PROBLEM:
Each entry must be given again exactly; images do not belong in the copy.

-- begin RECORDS PROVIDED --

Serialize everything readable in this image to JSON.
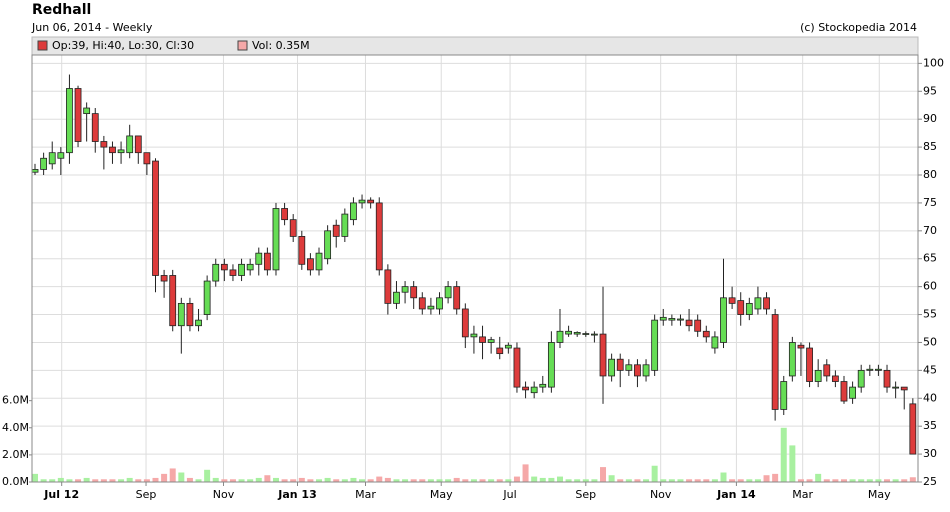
{
  "chart_data": {
    "type": "candlestick",
    "title": "Redhall",
    "subtitle": "Jun 06, 2014 - Weekly",
    "credit": "(c) Stockopedia 2014",
    "legend": [
      "Op:39, Hi:40, Lo:30, Cl:30",
      "Vol: 0.35M"
    ],
    "up_color": "#66dd55",
    "down_color": "#dd3b3b",
    "volume_up_color": "#a8f0a0",
    "volume_down_color": "#f5a8a8",
    "grid": true,
    "open": [
      80.5,
      81,
      82,
      83,
      84,
      95.5,
      91,
      91,
      86,
      85,
      84,
      84,
      87,
      84,
      82.5,
      62,
      62,
      53,
      57,
      53,
      55,
      61,
      64,
      63,
      62,
      63,
      64,
      66,
      63,
      74,
      72,
      69,
      65,
      63,
      65,
      71,
      69,
      72,
      75,
      75.5,
      75,
      63,
      57,
      59,
      60,
      58,
      56,
      56,
      58,
      60,
      56,
      51,
      51,
      50,
      49,
      49,
      49,
      42,
      41,
      42,
      42,
      50,
      51.5,
      51.5,
      51.5,
      51.5,
      51.5,
      44,
      47,
      45,
      46,
      44,
      45,
      54,
      54,
      54,
      54,
      54,
      52,
      49,
      50,
      58,
      57.5,
      55,
      56,
      58,
      55,
      38,
      44,
      49.5,
      49,
      43,
      46,
      44,
      43,
      40,
      42,
      45,
      45,
      45,
      42,
      42,
      39
    ],
    "high": [
      82,
      84,
      86,
      85,
      98,
      96,
      93,
      92,
      87,
      86,
      86,
      89,
      87,
      84,
      83,
      63,
      63,
      58,
      58,
      56,
      62,
      65,
      65,
      64,
      65,
      65,
      67,
      67,
      75,
      75,
      73,
      70,
      66,
      67,
      71,
      72,
      74,
      76,
      76.5,
      76,
      76,
      64,
      61,
      61,
      61,
      59,
      58,
      59,
      61,
      61,
      57,
      53,
      53,
      51,
      51,
      50,
      50,
      43,
      43,
      44,
      52,
      56,
      53,
      52,
      52,
      52,
      60,
      48,
      48,
      47,
      47,
      47,
      55,
      56,
      55,
      55,
      56,
      55,
      53,
      52,
      65,
      60,
      59,
      58,
      60,
      59,
      56,
      44,
      51,
      50,
      50,
      47,
      47,
      45,
      44,
      43,
      46,
      46,
      46,
      46,
      43,
      42,
      40
    ],
    "low": [
      80,
      80,
      81,
      80,
      82,
      85,
      86,
      84,
      81,
      82,
      82,
      83,
      82,
      80,
      59,
      58,
      52,
      48,
      52,
      52,
      54,
      60,
      61,
      61,
      61,
      62,
      62,
      62,
      62,
      71,
      68,
      63,
      62,
      62,
      64,
      67,
      68,
      71,
      74,
      74,
      62,
      55,
      56,
      57,
      56,
      55,
      55,
      55,
      57,
      55,
      49,
      48,
      47,
      48,
      47,
      48,
      41,
      40,
      40,
      41,
      41,
      49,
      51,
      51,
      51,
      50,
      39,
      43,
      42,
      44,
      42,
      43,
      44,
      53,
      53,
      53,
      52,
      51,
      50,
      48,
      49,
      56,
      53,
      54,
      55,
      55,
      36,
      37,
      43,
      44,
      42,
      42,
      43,
      42,
      39,
      39,
      41,
      44,
      44,
      41,
      40,
      38,
      30
    ],
    "close": [
      81,
      83,
      84,
      84,
      95.5,
      86,
      92,
      86,
      85,
      84,
      84.5,
      87,
      84,
      82,
      62,
      61,
      53,
      57,
      53,
      54,
      61,
      64,
      63,
      62,
      64,
      64,
      66,
      63,
      74,
      72,
      69,
      64,
      63,
      66,
      70,
      69,
      73,
      75,
      75.5,
      75,
      63,
      57,
      59,
      60,
      58,
      56,
      56.5,
      58,
      60,
      56,
      51,
      51.5,
      50,
      50.5,
      48,
      49.5,
      42,
      41.5,
      42,
      42.5,
      50,
      52,
      52,
      51.8,
      51.6,
      51.5,
      44,
      47,
      45,
      46,
      44,
      46,
      54,
      54.5,
      54.3,
      54.2,
      53,
      52,
      51,
      51,
      58,
      57,
      55,
      57,
      58,
      56,
      38,
      43,
      50,
      49,
      43,
      45,
      44,
      43,
      39.5,
      42,
      45,
      45.2,
      45.2,
      42,
      42,
      41.5,
      30
    ],
    "volume": [
      0.6,
      0.2,
      0.2,
      0.3,
      0.2,
      0.2,
      0.3,
      0.2,
      0.2,
      0.2,
      0.2,
      0.3,
      0.2,
      0.2,
      0.3,
      0.6,
      1.0,
      0.7,
      0.3,
      0.2,
      0.9,
      0.3,
      0.2,
      0.2,
      0.2,
      0.2,
      0.3,
      0.5,
      0.3,
      0.2,
      0.2,
      0.3,
      0.2,
      0.2,
      0.3,
      0.2,
      0.2,
      0.3,
      0.2,
      0.2,
      0.4,
      0.3,
      0.2,
      0.2,
      0.2,
      0.2,
      0.2,
      0.2,
      0.2,
      0.3,
      0.2,
      0.2,
      0.2,
      0.2,
      0.2,
      0.2,
      0.4,
      1.3,
      0.4,
      0.3,
      0.3,
      0.4,
      0.2,
      0.2,
      0.2,
      0.2,
      1.1,
      0.5,
      0.2,
      0.2,
      0.2,
      0.2,
      1.2,
      0.2,
      0.2,
      0.2,
      0.2,
      0.2,
      0.2,
      0.2,
      0.7,
      0.2,
      0.2,
      0.2,
      0.2,
      0.5,
      0.6,
      4.0,
      2.7,
      0.2,
      0.2,
      0.6,
      0.2,
      0.2,
      0.2,
      0.2,
      0.2,
      0.2,
      0.2,
      0.2,
      0.2,
      0.2,
      0.35
    ],
    "ylim": [
      25,
      101.5
    ],
    "yticks": [
      25,
      30,
      35,
      40,
      45,
      50,
      55,
      60,
      65,
      70,
      75,
      80,
      85,
      90,
      95,
      100
    ],
    "y2lim": [
      0,
      31.5
    ],
    "y2ticks": [
      {
        "value": 0,
        "label": "0.0M"
      },
      {
        "value": 2,
        "label": "2.0M"
      },
      {
        "value": 4,
        "label": "4.0M"
      },
      {
        "value": 6,
        "label": "6.0M"
      }
    ],
    "xlim": [
      -0.35,
      102.6
    ],
    "xticks": [
      {
        "value": 3.1,
        "label": "Jul 12",
        "major": true
      },
      {
        "value": 12.9,
        "label": "Sep"
      },
      {
        "value": 21.9,
        "label": "Nov"
      },
      {
        "value": 30.5,
        "label": "Jan 13",
        "major": true
      },
      {
        "value": 38.4,
        "label": "Mar"
      },
      {
        "value": 47.2,
        "label": "May"
      },
      {
        "value": 55.2,
        "label": "Jul"
      },
      {
        "value": 64,
        "label": "Sep"
      },
      {
        "value": 72.7,
        "label": "Nov"
      },
      {
        "value": 81.5,
        "label": "Jan 14",
        "major": true
      },
      {
        "value": 89.2,
        "label": "Mar"
      },
      {
        "value": 98.1,
        "label": "May"
      }
    ]
  }
}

-- end RECORDS PROVIDED --

TASK RESPONSE:
Serialize everything readable in this image to JSON.
{
  "chart_data": {
    "type": "candlestick",
    "title": "Redhall",
    "subtitle": "Jun 06, 2014 - Weekly",
    "credit": "(c) Stockopedia 2014",
    "legend": [
      "Op:39, Hi:40, Lo:30, Cl:30",
      "Vol: 0.35M"
    ],
    "up_color": "#66dd55",
    "down_color": "#dd3b3b",
    "volume_up_color": "#a8f0a0",
    "volume_down_color": "#f5a8a8",
    "grid": true,
    "open": [
      80.5,
      81,
      82,
      83,
      84,
      95.5,
      91,
      91,
      86,
      85,
      84,
      84,
      87,
      84,
      82.5,
      62,
      62,
      53,
      57,
      53,
      55,
      61,
      64,
      63,
      62,
      63,
      64,
      66,
      63,
      74,
      72,
      69,
      65,
      63,
      65,
      71,
      69,
      72,
      75,
      75.5,
      75,
      63,
      57,
      59,
      60,
      58,
      56,
      56,
      58,
      60,
      56,
      51,
      51,
      50,
      49,
      49,
      49,
      42,
      41,
      42,
      42,
      50,
      51.5,
      51.5,
      51.5,
      51.5,
      51.5,
      44,
      47,
      45,
      46,
      44,
      45,
      54,
      54,
      54,
      54,
      54,
      52,
      49,
      50,
      58,
      57.5,
      55,
      56,
      58,
      55,
      38,
      44,
      49.5,
      49,
      43,
      46,
      44,
      43,
      40,
      42,
      45,
      45,
      45,
      42,
      42,
      39
    ],
    "high": [
      82,
      84,
      86,
      85,
      98,
      96,
      93,
      92,
      87,
      86,
      86,
      89,
      87,
      84,
      83,
      63,
      63,
      58,
      58,
      56,
      62,
      65,
      65,
      64,
      65,
      65,
      67,
      67,
      75,
      75,
      73,
      70,
      66,
      67,
      71,
      72,
      74,
      76,
      76.5,
      76,
      76,
      64,
      61,
      61,
      61,
      59,
      58,
      59,
      61,
      61,
      57,
      53,
      53,
      51,
      51,
      50,
      50,
      43,
      43,
      44,
      52,
      56,
      53,
      52,
      52,
      52,
      60,
      48,
      48,
      47,
      47,
      47,
      55,
      56,
      55,
      55,
      56,
      55,
      53,
      52,
      65,
      60,
      59,
      58,
      60,
      59,
      56,
      44,
      51,
      50,
      50,
      47,
      47,
      45,
      44,
      43,
      46,
      46,
      46,
      46,
      43,
      42,
      40
    ],
    "low": [
      80,
      80,
      81,
      80,
      82,
      85,
      86,
      84,
      81,
      82,
      82,
      83,
      82,
      80,
      59,
      58,
      52,
      48,
      52,
      52,
      54,
      60,
      61,
      61,
      61,
      62,
      62,
      62,
      62,
      71,
      68,
      63,
      62,
      62,
      64,
      67,
      68,
      71,
      74,
      74,
      62,
      55,
      56,
      57,
      56,
      55,
      55,
      55,
      57,
      55,
      49,
      48,
      47,
      48,
      47,
      48,
      41,
      40,
      40,
      41,
      41,
      49,
      51,
      51,
      51,
      50,
      39,
      43,
      42,
      44,
      42,
      43,
      44,
      53,
      53,
      53,
      52,
      51,
      50,
      48,
      49,
      56,
      53,
      54,
      55,
      55,
      36,
      37,
      43,
      44,
      42,
      42,
      43,
      42,
      39,
      39,
      41,
      44,
      44,
      41,
      40,
      38,
      30
    ],
    "close": [
      81,
      83,
      84,
      84,
      95.5,
      86,
      92,
      86,
      85,
      84,
      84.5,
      87,
      84,
      82,
      62,
      61,
      53,
      57,
      53,
      54,
      61,
      64,
      63,
      62,
      64,
      64,
      66,
      63,
      74,
      72,
      69,
      64,
      63,
      66,
      70,
      69,
      73,
      75,
      75.5,
      75,
      63,
      57,
      59,
      60,
      58,
      56,
      56.5,
      58,
      60,
      56,
      51,
      51.5,
      50,
      50.5,
      48,
      49.5,
      42,
      41.5,
      42,
      42.5,
      50,
      52,
      52,
      51.8,
      51.6,
      51.5,
      44,
      47,
      45,
      46,
      44,
      46,
      54,
      54.5,
      54.3,
      54.2,
      53,
      52,
      51,
      51,
      58,
      57,
      55,
      57,
      58,
      56,
      38,
      43,
      50,
      49,
      43,
      45,
      44,
      43,
      39.5,
      42,
      45,
      45.2,
      45.2,
      42,
      42,
      41.5,
      30
    ],
    "volume": [
      0.6,
      0.2,
      0.2,
      0.3,
      0.2,
      0.2,
      0.3,
      0.2,
      0.2,
      0.2,
      0.2,
      0.3,
      0.2,
      0.2,
      0.3,
      0.6,
      1.0,
      0.7,
      0.3,
      0.2,
      0.9,
      0.3,
      0.2,
      0.2,
      0.2,
      0.2,
      0.3,
      0.5,
      0.3,
      0.2,
      0.2,
      0.3,
      0.2,
      0.2,
      0.3,
      0.2,
      0.2,
      0.3,
      0.2,
      0.2,
      0.4,
      0.3,
      0.2,
      0.2,
      0.2,
      0.2,
      0.2,
      0.2,
      0.2,
      0.3,
      0.2,
      0.2,
      0.2,
      0.2,
      0.2,
      0.2,
      0.4,
      1.3,
      0.4,
      0.3,
      0.3,
      0.4,
      0.2,
      0.2,
      0.2,
      0.2,
      1.1,
      0.5,
      0.2,
      0.2,
      0.2,
      0.2,
      1.2,
      0.2,
      0.2,
      0.2,
      0.2,
      0.2,
      0.2,
      0.2,
      0.7,
      0.2,
      0.2,
      0.2,
      0.2,
      0.5,
      0.6,
      4.0,
      2.7,
      0.2,
      0.2,
      0.6,
      0.2,
      0.2,
      0.2,
      0.2,
      0.2,
      0.2,
      0.2,
      0.2,
      0.2,
      0.2,
      0.35
    ],
    "ylim": [
      25,
      101.5
    ],
    "yticks": [
      25,
      30,
      35,
      40,
      45,
      50,
      55,
      60,
      65,
      70,
      75,
      80,
      85,
      90,
      95,
      100
    ],
    "y2lim": [
      0,
      31.5
    ],
    "y2ticks": [
      {
        "value": 0,
        "label": "0.0M"
      },
      {
        "value": 2,
        "label": "2.0M"
      },
      {
        "value": 4,
        "label": "4.0M"
      },
      {
        "value": 6,
        "label": "6.0M"
      }
    ],
    "xlim": [
      -0.35,
      102.6
    ],
    "xticks": [
      {
        "value": 3.1,
        "label": "Jul 12",
        "major": true
      },
      {
        "value": 12.9,
        "label": "Sep"
      },
      {
        "value": 21.9,
        "label": "Nov"
      },
      {
        "value": 30.5,
        "label": "Jan 13",
        "major": true
      },
      {
        "value": 38.4,
        "label": "Mar"
      },
      {
        "value": 47.2,
        "label": "May"
      },
      {
        "value": 55.2,
        "label": "Jul"
      },
      {
        "value": 64,
        "label": "Sep"
      },
      {
        "value": 72.7,
        "label": "Nov"
      },
      {
        "value": 81.5,
        "label": "Jan 14",
        "major": true
      },
      {
        "value": 89.2,
        "label": "Mar"
      },
      {
        "value": 98.1,
        "label": "May"
      }
    ]
  }
}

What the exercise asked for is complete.